The task
In the listing below, locate the lines that hold "JSON" and copy them.

* Begin Exercise input *

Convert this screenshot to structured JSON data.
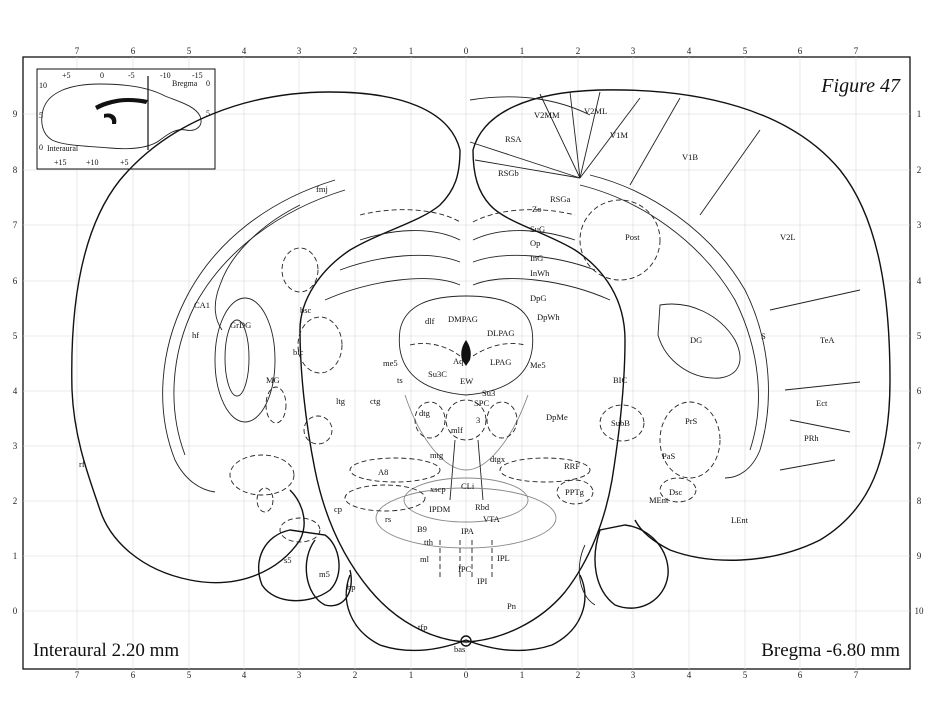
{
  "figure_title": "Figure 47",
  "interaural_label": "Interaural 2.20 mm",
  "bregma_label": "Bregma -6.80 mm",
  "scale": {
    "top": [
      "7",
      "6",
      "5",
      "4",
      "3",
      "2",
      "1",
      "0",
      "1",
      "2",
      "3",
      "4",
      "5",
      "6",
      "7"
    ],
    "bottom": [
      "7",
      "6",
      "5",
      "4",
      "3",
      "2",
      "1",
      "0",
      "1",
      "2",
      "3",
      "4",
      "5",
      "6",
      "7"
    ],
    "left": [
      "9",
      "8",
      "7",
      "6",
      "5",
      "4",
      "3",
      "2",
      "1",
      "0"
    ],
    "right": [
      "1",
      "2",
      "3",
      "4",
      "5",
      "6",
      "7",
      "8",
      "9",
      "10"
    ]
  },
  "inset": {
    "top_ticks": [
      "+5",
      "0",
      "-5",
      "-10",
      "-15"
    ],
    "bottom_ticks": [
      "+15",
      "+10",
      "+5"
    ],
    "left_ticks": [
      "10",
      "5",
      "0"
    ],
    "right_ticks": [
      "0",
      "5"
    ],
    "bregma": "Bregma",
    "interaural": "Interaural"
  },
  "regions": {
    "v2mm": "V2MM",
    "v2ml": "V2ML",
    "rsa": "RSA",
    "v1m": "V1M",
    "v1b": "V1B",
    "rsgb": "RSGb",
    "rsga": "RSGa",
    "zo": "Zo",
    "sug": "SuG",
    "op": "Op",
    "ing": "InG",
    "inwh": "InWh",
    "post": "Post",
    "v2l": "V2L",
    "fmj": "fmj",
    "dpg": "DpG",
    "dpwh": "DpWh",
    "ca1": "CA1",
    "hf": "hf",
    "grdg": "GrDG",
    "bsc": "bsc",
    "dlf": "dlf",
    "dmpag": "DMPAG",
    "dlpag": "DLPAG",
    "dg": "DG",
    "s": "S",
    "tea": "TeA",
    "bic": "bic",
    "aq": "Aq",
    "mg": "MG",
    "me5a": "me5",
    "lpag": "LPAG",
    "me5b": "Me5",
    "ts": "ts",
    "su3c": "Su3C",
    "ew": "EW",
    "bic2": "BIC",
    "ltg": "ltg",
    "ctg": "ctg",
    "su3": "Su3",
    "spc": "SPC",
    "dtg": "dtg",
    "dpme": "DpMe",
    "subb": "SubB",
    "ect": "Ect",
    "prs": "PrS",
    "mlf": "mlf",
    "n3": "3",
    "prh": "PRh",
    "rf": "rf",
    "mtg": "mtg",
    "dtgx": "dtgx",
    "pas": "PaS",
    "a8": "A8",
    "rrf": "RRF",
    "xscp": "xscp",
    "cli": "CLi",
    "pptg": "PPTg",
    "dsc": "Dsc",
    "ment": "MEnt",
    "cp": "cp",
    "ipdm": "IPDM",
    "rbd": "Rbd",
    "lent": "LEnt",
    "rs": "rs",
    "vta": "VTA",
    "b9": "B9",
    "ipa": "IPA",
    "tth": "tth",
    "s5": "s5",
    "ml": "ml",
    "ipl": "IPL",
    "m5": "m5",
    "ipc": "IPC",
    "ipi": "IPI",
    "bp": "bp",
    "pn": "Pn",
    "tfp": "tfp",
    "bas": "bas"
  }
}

* End Exercise input *
* Begin Exercise input *

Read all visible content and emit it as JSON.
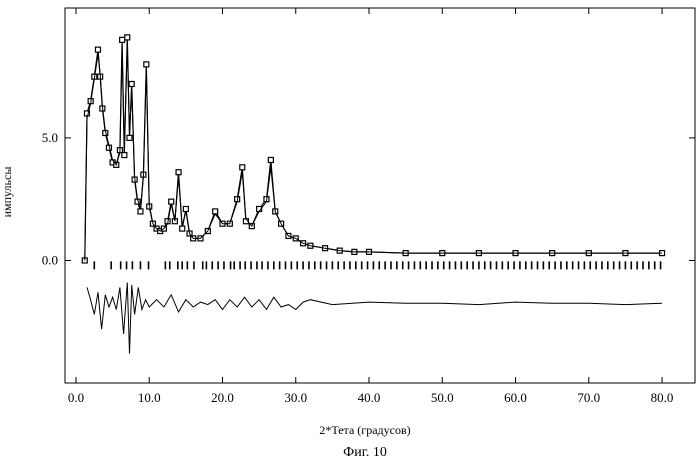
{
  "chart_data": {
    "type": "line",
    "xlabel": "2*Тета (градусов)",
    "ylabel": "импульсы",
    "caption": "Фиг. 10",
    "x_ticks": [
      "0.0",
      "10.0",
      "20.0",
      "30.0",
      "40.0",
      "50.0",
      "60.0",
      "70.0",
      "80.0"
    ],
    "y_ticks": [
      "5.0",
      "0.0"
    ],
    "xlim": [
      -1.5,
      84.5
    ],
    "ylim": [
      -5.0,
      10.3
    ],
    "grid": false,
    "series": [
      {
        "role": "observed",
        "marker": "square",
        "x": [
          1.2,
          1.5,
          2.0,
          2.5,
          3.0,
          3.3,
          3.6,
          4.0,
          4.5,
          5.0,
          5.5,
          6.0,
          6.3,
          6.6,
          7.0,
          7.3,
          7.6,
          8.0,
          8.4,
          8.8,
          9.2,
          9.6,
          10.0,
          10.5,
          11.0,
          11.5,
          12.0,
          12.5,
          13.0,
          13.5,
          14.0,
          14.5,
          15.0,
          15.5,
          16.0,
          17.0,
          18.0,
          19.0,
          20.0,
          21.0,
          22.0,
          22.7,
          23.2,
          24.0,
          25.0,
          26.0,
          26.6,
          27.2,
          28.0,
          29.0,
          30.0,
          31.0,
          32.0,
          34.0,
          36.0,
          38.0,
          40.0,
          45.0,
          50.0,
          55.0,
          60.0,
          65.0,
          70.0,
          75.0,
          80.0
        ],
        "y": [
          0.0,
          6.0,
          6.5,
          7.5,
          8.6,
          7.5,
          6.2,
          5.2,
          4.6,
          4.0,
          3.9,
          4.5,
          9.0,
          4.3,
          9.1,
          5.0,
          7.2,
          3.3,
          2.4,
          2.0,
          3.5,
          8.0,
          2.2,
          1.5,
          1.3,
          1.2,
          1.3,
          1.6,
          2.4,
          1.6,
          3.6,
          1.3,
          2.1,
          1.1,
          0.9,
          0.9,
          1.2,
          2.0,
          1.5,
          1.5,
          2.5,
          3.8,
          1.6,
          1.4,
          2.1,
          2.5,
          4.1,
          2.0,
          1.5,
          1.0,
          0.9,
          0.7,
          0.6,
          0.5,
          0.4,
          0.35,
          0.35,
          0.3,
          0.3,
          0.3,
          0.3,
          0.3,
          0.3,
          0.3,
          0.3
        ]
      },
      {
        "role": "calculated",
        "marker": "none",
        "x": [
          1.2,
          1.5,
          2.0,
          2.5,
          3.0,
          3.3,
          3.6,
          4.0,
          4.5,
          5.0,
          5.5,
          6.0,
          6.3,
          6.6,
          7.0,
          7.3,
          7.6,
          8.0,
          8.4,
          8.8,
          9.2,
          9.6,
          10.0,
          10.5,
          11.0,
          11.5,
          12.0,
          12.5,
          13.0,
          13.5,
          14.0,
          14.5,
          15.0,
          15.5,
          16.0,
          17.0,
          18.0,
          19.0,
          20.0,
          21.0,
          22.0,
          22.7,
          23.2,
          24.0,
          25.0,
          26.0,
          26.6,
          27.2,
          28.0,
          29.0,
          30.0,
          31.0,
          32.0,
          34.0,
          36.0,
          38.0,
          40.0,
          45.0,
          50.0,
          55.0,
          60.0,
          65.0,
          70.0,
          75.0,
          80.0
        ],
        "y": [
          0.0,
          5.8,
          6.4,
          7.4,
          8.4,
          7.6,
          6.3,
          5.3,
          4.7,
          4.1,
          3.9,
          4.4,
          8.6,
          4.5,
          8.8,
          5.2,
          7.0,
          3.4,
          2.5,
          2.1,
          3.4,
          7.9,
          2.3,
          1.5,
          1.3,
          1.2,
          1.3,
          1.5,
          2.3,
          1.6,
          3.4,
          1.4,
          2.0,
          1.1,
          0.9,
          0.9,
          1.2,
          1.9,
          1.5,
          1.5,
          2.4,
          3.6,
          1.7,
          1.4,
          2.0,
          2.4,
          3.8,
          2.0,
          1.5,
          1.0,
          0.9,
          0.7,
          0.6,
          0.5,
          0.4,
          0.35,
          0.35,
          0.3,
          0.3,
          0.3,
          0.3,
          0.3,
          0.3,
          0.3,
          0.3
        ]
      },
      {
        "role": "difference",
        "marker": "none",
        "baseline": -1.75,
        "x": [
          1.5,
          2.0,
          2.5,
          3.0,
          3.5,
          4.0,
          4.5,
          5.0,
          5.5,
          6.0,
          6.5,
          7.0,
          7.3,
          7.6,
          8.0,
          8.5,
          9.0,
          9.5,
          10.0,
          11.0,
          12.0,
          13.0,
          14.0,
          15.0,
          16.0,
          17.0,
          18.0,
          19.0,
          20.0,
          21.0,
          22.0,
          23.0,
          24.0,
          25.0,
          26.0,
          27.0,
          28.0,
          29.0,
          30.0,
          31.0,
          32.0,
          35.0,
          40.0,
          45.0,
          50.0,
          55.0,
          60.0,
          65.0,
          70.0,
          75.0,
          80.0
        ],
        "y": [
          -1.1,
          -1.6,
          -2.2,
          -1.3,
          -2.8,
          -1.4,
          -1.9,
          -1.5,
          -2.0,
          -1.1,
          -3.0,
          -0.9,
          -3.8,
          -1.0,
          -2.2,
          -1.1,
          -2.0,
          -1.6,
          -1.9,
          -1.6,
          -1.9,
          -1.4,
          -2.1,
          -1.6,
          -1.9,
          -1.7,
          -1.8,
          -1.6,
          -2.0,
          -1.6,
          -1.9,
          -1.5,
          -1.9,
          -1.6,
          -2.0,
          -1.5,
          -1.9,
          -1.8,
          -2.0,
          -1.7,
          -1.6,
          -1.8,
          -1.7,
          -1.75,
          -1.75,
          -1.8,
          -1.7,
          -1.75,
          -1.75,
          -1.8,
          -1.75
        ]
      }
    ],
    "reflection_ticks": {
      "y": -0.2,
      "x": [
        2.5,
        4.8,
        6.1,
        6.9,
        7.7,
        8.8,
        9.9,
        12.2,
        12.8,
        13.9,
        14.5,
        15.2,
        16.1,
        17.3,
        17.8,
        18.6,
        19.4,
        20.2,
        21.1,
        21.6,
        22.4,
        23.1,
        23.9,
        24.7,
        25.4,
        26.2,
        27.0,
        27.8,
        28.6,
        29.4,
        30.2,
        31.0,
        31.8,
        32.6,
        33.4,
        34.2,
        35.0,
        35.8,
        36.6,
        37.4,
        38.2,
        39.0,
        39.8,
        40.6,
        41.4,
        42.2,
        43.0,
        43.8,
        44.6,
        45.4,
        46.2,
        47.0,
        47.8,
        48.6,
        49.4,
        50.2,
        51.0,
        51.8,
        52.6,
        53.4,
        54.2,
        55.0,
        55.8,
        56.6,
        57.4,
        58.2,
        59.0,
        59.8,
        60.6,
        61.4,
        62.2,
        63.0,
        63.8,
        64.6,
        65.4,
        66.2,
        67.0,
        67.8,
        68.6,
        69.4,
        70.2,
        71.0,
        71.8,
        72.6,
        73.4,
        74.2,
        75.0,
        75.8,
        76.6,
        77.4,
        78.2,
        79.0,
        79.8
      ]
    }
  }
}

* End Exercise input *
* Begin Exercise input *

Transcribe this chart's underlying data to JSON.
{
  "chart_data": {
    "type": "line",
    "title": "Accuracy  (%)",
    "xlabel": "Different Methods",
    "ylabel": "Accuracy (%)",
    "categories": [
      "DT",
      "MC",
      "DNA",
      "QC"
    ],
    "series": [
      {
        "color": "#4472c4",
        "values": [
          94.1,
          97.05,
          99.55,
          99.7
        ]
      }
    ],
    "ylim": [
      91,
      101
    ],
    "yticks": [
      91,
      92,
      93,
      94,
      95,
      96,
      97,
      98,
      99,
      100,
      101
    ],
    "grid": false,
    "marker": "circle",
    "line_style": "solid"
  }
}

* End Exercise input *

Full response
Convert this screenshot to structured JSON data.
Read all visible content and emit it as JSON.
Transcribe this chart's underlying data to JSON.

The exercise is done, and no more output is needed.